'''

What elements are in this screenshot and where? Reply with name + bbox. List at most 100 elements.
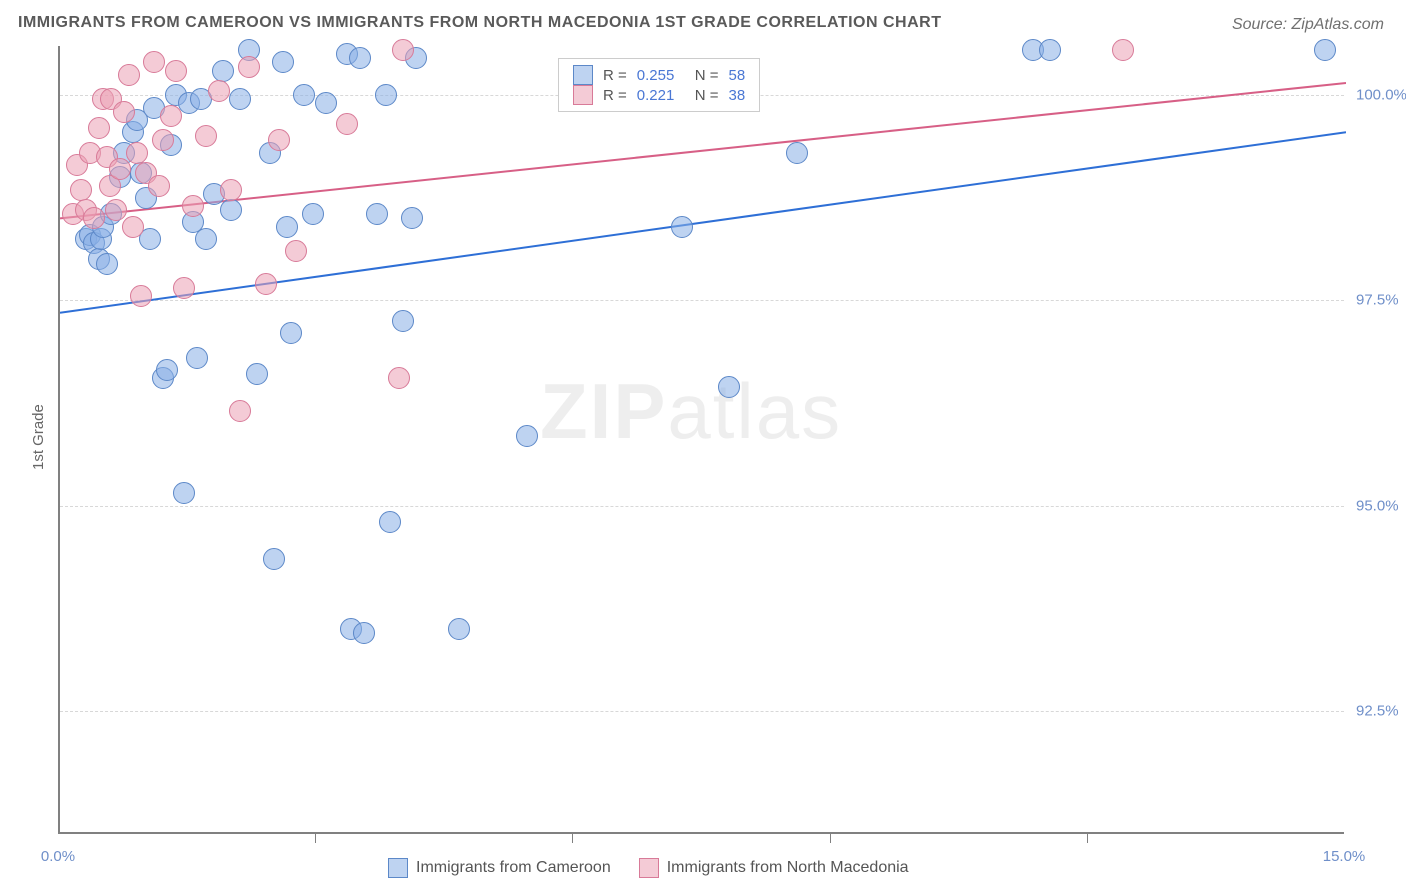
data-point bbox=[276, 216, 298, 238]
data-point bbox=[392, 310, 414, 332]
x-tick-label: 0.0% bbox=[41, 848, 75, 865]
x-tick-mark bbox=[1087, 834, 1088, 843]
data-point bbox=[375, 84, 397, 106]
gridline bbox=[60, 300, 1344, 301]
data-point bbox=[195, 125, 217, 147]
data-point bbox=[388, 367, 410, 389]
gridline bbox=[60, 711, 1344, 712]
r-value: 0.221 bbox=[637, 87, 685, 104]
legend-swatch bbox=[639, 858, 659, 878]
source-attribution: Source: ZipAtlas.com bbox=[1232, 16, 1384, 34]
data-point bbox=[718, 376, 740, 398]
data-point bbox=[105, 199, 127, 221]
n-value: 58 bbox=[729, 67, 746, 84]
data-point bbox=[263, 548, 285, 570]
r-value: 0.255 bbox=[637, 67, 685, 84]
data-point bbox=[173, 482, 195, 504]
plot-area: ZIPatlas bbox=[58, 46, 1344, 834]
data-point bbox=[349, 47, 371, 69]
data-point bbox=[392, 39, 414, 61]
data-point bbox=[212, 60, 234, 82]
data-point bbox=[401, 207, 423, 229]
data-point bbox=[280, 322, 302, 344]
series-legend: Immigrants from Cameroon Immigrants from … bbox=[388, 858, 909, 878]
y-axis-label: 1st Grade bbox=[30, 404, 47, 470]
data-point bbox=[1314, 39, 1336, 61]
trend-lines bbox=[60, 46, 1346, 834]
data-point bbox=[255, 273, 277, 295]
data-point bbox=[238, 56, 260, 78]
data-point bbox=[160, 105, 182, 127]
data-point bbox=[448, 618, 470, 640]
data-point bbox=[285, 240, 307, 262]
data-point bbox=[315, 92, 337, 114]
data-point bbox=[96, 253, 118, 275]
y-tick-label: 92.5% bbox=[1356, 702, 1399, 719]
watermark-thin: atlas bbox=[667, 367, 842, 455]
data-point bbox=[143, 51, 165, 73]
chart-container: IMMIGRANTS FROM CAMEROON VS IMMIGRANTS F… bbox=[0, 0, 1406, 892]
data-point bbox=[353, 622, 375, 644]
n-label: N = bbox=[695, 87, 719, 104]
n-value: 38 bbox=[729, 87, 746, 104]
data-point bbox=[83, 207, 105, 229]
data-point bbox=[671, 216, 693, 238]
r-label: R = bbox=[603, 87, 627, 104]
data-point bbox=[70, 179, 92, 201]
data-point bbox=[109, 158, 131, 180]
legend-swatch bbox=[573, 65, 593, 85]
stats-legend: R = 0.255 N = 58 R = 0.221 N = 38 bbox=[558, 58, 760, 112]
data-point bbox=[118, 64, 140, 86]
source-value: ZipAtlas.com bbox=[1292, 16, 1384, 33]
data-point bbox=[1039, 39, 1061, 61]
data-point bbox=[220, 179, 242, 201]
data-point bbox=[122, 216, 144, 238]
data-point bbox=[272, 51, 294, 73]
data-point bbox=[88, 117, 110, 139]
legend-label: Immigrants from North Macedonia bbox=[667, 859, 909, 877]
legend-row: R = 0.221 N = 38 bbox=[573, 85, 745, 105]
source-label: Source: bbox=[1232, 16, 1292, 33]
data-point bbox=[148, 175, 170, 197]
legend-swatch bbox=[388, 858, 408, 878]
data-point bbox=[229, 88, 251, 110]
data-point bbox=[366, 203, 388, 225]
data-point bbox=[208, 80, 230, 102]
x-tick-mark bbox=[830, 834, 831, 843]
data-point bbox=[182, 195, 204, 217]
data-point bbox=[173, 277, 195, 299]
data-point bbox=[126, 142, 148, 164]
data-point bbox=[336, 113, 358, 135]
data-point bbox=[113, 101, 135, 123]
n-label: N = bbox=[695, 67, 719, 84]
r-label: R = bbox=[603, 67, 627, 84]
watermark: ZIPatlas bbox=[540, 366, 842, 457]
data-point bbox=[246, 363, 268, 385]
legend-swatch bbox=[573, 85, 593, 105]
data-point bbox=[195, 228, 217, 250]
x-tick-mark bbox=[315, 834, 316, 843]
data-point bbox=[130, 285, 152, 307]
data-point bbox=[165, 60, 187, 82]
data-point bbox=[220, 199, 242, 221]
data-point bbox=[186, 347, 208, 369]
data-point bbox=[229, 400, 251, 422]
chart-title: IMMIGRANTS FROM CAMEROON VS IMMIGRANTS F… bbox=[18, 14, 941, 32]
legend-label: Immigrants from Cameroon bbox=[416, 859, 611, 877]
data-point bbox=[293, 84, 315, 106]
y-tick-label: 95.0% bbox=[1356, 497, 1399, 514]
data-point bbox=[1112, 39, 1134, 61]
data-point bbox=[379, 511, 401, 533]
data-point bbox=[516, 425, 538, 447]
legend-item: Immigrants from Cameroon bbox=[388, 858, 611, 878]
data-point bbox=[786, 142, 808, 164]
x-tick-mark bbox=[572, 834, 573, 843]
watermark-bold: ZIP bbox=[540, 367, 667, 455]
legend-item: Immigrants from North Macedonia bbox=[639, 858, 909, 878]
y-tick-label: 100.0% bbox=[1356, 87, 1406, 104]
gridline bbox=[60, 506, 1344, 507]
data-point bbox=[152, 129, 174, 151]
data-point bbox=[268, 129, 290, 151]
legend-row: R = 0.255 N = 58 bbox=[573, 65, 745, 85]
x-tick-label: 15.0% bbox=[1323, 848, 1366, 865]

'''

WHAT THE TASK REQUIRES: Please recast the records as a Markdown table with columns No. and Line, from the line with "data-point bbox=[276, 216, 298, 238]" up to and including the line with "data-point bbox=[671, 216, 693, 238]", leaving out blank lines.

PROBLEM SOLUTION:
| No. | Line |
|---|---|
| 1 | data-point bbox=[276, 216, 298, 238] |
| 2 | data-point bbox=[392, 310, 414, 332] |
| 3 | x-tick-label: 0.0% bbox=[41, 848, 75, 865] |
| 4 | x-tick-mark bbox=[1087, 834, 1088, 843] |
| 5 | data-point bbox=[375, 84, 397, 106] |
| 6 | gridline bbox=[60, 300, 1344, 301] |
| 7 | data-point bbox=[195, 125, 217, 147] |
| 8 | data-point bbox=[388, 367, 410, 389] |
| 9 | gridline bbox=[60, 711, 1344, 712] |
| 10 | r-value: 0.221 bbox=[637, 87, 685, 104] |
| 11 | legend-swatch bbox=[639, 858, 659, 878] |
| 12 | source-attribution: Source: ZipAtlas.com bbox=[1232, 16, 1384, 34] |
| 13 | data-point bbox=[718, 376, 740, 398] |
| 14 | data-point bbox=[105, 199, 127, 221] |
| 15 | n-value: 58 bbox=[729, 67, 746, 84] |
| 16 | data-point bbox=[263, 548, 285, 570] |
| 17 | r-value: 0.255 bbox=[637, 67, 685, 84] |
| 18 | data-point bbox=[173, 482, 195, 504] |
| 19 | plot-area: ZIPatlas bbox=[58, 46, 1344, 834] |
| 20 | data-point bbox=[349, 47, 371, 69] |
| 21 | data-point bbox=[392, 39, 414, 61] |
| 22 | data-point bbox=[212, 60, 234, 82] |
| 23 | data-point bbox=[401, 207, 423, 229] |
| 24 | data-point bbox=[280, 322, 302, 344] |
| 25 | series-legend: Immigrants from Cameroon Immigrants from … bbox=[388, 858, 909, 878] |
| 26 | y-axis-label: 1st Grade bbox=[30, 404, 47, 470] |
| 27 | data-point bbox=[1314, 39, 1336, 61] |
| 28 | trend-lines bbox=[60, 46, 1346, 834] |
| 29 | data-point bbox=[255, 273, 277, 295] |
| 30 | data-point bbox=[238, 56, 260, 78] |
| 31 | data-point bbox=[160, 105, 182, 127] |
| 32 | data-point bbox=[448, 618, 470, 640] |
| 33 | data-point bbox=[285, 240, 307, 262] |
| 34 | data-point bbox=[315, 92, 337, 114] |
| 35 | data-point bbox=[96, 253, 118, 275] |
| 36 | y-tick-label: 92.5% bbox=[1356, 702, 1399, 719] |
| 37 | watermark-thin: atlas bbox=[667, 367, 842, 455] |
| 38 | data-point bbox=[143, 51, 165, 73] |
| 39 | chart-container: IMMIGRANTS FROM CAMEROON VS IMMIGRANTS F… bbox=[0, 0, 1406, 892] |
| 40 | data-point bbox=[353, 622, 375, 644] |
| 41 | n-label: N = bbox=[695, 87, 719, 104] |
| 42 | n-value: 38 bbox=[729, 87, 746, 104] |
| 43 | data-point bbox=[83, 207, 105, 229] |
| 44 | data-point bbox=[671, 216, 693, 238] |